Find every line containing the word "page" in the records below; report only how many there are.

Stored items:
>>>

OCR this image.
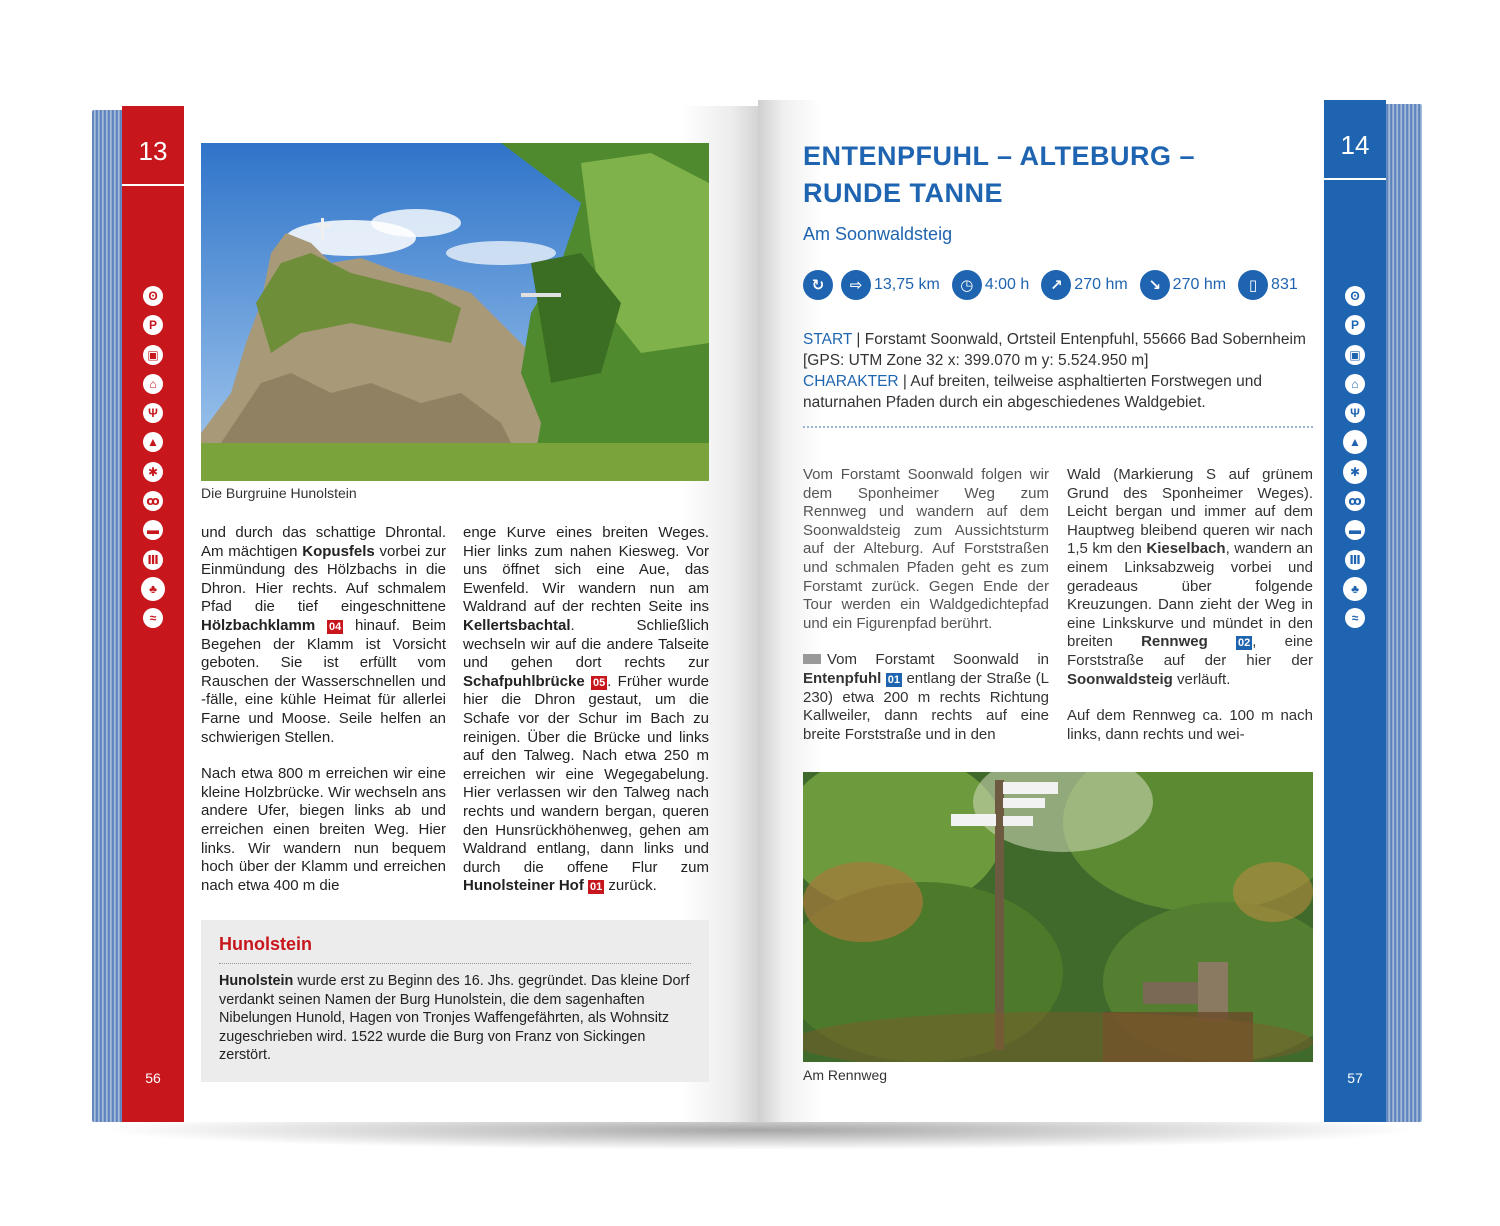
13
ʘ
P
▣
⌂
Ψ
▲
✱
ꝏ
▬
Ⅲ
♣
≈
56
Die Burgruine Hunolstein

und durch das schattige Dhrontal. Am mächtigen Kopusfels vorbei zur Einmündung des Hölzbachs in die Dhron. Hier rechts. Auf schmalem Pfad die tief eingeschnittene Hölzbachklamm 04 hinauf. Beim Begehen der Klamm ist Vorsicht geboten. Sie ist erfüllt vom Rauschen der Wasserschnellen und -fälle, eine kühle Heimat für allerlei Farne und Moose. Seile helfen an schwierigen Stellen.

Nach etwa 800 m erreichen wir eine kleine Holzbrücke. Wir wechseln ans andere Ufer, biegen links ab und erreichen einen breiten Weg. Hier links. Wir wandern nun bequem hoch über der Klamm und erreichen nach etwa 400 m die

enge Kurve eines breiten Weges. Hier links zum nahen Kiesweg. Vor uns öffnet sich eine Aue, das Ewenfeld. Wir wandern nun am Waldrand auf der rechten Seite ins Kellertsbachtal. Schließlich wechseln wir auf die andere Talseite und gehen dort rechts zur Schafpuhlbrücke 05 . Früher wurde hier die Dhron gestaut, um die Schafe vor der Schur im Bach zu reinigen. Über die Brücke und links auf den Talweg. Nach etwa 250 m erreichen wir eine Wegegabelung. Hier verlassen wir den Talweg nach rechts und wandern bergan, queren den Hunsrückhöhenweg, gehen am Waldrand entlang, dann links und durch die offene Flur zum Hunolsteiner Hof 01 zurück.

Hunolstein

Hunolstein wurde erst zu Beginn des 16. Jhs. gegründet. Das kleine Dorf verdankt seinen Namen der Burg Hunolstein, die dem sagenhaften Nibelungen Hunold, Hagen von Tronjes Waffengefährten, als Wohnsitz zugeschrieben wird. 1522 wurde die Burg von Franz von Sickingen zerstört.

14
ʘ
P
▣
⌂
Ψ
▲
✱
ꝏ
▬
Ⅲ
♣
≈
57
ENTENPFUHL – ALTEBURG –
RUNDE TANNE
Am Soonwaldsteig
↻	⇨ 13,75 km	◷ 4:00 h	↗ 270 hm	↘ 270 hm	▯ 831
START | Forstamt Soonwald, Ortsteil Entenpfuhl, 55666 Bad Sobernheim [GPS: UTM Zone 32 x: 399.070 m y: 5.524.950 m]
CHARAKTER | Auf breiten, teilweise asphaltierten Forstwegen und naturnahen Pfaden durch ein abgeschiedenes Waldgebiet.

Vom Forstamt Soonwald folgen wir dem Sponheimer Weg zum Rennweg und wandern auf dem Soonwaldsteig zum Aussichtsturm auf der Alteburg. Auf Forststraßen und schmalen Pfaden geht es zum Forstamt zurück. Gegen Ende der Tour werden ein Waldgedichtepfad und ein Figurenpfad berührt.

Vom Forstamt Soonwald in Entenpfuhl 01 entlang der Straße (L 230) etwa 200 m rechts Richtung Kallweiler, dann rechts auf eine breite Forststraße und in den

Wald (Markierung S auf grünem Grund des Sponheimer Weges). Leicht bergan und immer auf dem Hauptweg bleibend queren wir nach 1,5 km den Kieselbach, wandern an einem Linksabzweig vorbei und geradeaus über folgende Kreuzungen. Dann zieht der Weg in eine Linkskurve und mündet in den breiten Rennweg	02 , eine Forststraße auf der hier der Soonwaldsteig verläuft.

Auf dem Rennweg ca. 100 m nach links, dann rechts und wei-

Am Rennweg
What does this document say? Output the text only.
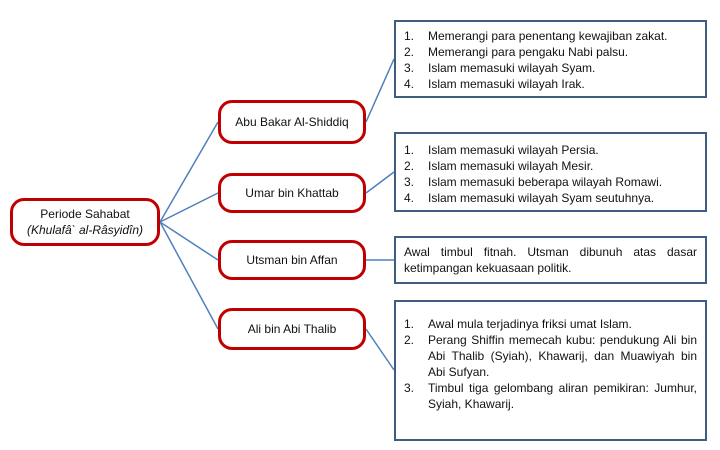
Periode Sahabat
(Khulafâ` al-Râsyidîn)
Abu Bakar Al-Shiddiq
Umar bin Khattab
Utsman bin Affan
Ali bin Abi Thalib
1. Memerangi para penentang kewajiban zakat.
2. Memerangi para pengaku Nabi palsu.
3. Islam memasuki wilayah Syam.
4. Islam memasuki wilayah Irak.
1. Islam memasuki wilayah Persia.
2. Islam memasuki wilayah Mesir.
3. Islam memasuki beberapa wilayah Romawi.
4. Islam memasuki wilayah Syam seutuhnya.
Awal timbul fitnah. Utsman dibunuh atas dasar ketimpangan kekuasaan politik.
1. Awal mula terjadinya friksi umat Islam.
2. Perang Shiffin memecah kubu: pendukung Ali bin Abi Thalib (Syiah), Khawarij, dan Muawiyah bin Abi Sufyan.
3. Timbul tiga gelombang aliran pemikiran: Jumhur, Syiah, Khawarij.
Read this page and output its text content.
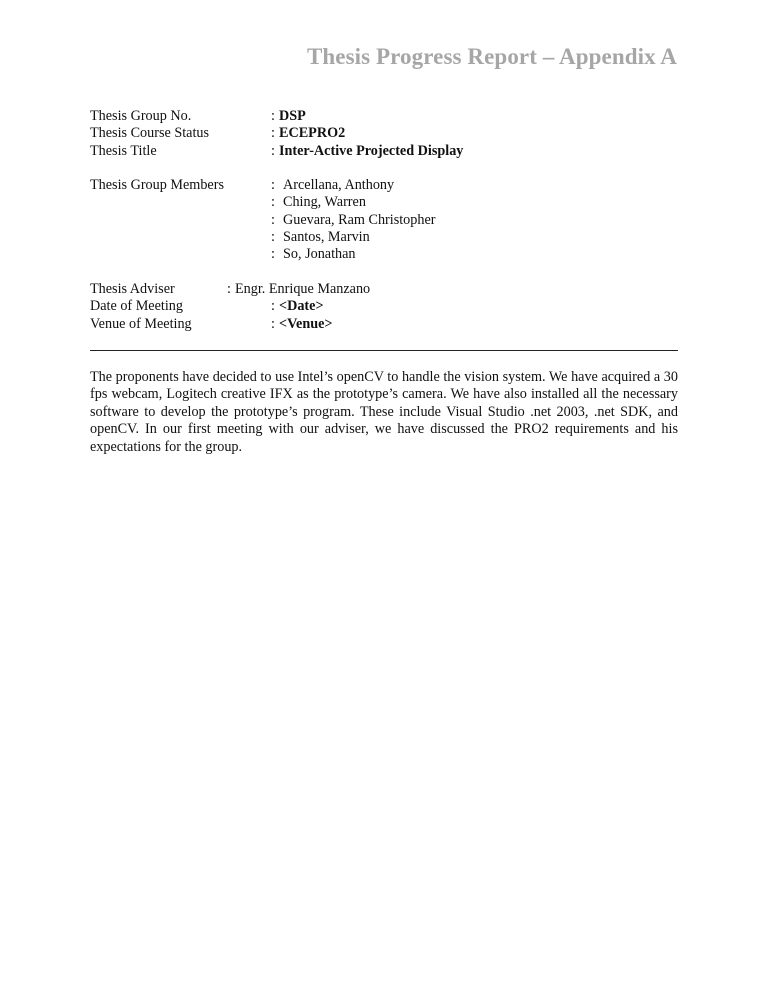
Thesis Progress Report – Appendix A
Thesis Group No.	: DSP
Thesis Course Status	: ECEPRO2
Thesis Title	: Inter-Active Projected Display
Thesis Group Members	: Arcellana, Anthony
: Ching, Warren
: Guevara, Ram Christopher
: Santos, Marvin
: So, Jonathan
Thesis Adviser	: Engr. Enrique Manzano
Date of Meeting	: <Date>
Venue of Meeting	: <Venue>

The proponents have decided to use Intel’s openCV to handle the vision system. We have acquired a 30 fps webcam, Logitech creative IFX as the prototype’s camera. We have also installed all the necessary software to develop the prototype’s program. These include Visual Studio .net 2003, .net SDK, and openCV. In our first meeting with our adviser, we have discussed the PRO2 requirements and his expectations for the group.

<<<
>>>

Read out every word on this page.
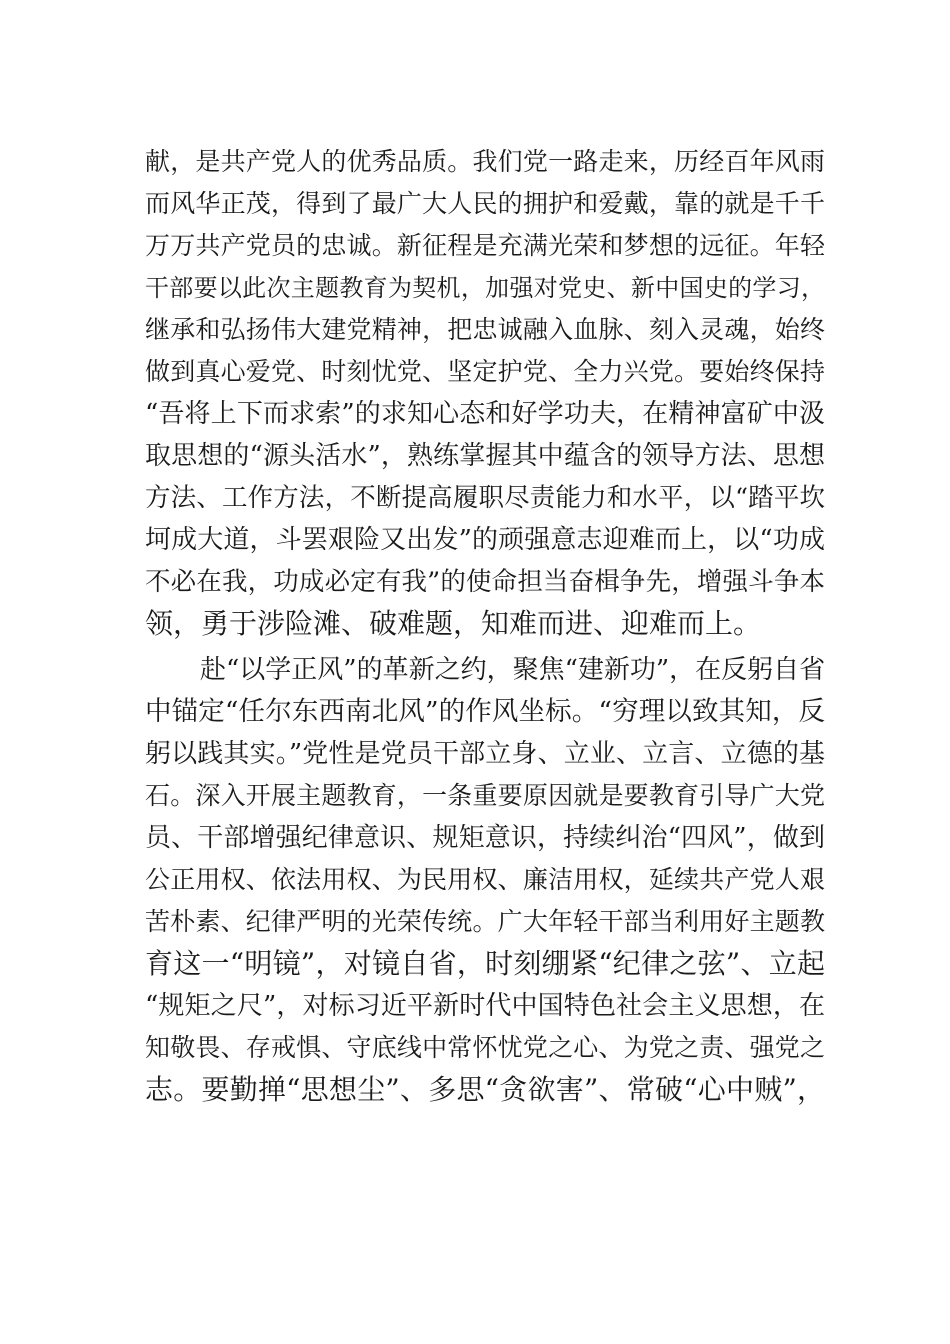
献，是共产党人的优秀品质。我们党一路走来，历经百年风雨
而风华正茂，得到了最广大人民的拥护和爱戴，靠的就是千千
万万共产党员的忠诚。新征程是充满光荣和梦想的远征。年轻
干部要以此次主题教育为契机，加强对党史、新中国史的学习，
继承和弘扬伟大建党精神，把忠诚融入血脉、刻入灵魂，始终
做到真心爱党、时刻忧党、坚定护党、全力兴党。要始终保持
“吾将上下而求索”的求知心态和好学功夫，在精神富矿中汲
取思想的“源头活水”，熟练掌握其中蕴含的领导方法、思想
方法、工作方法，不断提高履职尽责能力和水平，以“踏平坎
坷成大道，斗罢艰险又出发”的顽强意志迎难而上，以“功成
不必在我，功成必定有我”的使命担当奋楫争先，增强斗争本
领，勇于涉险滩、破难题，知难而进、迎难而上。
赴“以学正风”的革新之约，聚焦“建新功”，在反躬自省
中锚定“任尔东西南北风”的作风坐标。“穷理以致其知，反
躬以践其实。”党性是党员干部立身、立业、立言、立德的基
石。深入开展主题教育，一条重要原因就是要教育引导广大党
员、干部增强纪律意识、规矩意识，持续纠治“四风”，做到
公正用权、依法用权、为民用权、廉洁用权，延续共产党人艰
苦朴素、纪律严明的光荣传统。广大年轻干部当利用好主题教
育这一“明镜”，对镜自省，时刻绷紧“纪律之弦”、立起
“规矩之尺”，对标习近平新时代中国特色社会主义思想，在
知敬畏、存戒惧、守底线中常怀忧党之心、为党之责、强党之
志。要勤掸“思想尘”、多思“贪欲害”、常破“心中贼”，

<<<

*RESPONSE*
2